* Start RECORDS PROVIDED *

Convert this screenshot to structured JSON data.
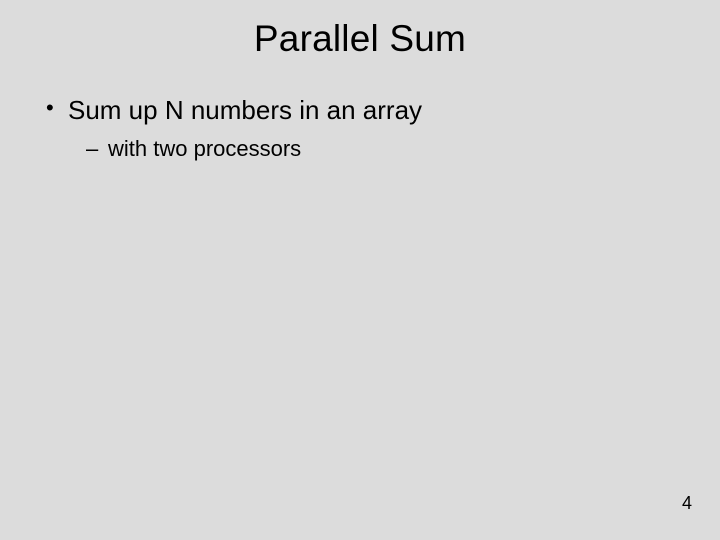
{
  "title": "Parallel Sum",
  "bullets": {
    "l1": "Sum up N numbers in an array",
    "l2": "with two processors"
  },
  "page_number": "4"
}
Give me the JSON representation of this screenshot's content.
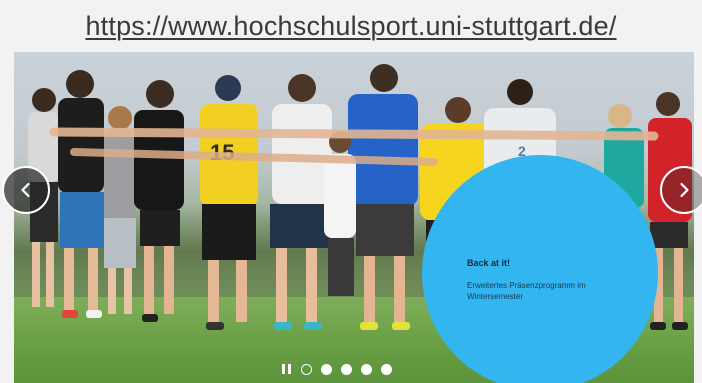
{
  "header": {
    "url_text": "https://www.hochschulsport.uni-stuttgart.de/"
  },
  "slider": {
    "prev_icon": "chevron-left-icon",
    "next_icon": "chevron-right-icon",
    "promo": {
      "title": "Back at it!",
      "text": "Erweitertes Präsenzprogramm im Wintersemester"
    },
    "pagination": {
      "pause_icon": "pause-icon",
      "dot_count": 5,
      "active_index": 0
    },
    "colors": {
      "promo_circle": "#33b6f0",
      "nav_button": "#282828"
    }
  }
}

* End RECORDS PROVIDED *

AIM: Pictures stay out of the copy; please restate every record above exactly.

ANSWER FOR THE TASK:
Convert this screenshot to structured JSON data.
{
  "title": "Parallel Sum",
  "bullets": {
    "l1": "Sum up N numbers in an array",
    "l2": "with two processors"
  },
  "page_number": "4"
}
Give me the JSON representation of this screenshot's content.
{
  "header": {
    "url_text": "https://www.hochschulsport.uni-stuttgart.de/"
  },
  "slider": {
    "prev_icon": "chevron-left-icon",
    "next_icon": "chevron-right-icon",
    "promo": {
      "title": "Back at it!",
      "text": "Erweitertes Präsenzprogramm im Wintersemester"
    },
    "pagination": {
      "pause_icon": "pause-icon",
      "dot_count": 5,
      "active_index": 0
    },
    "colors": {
      "promo_circle": "#33b6f0",
      "nav_button": "#282828"
    }
  }
}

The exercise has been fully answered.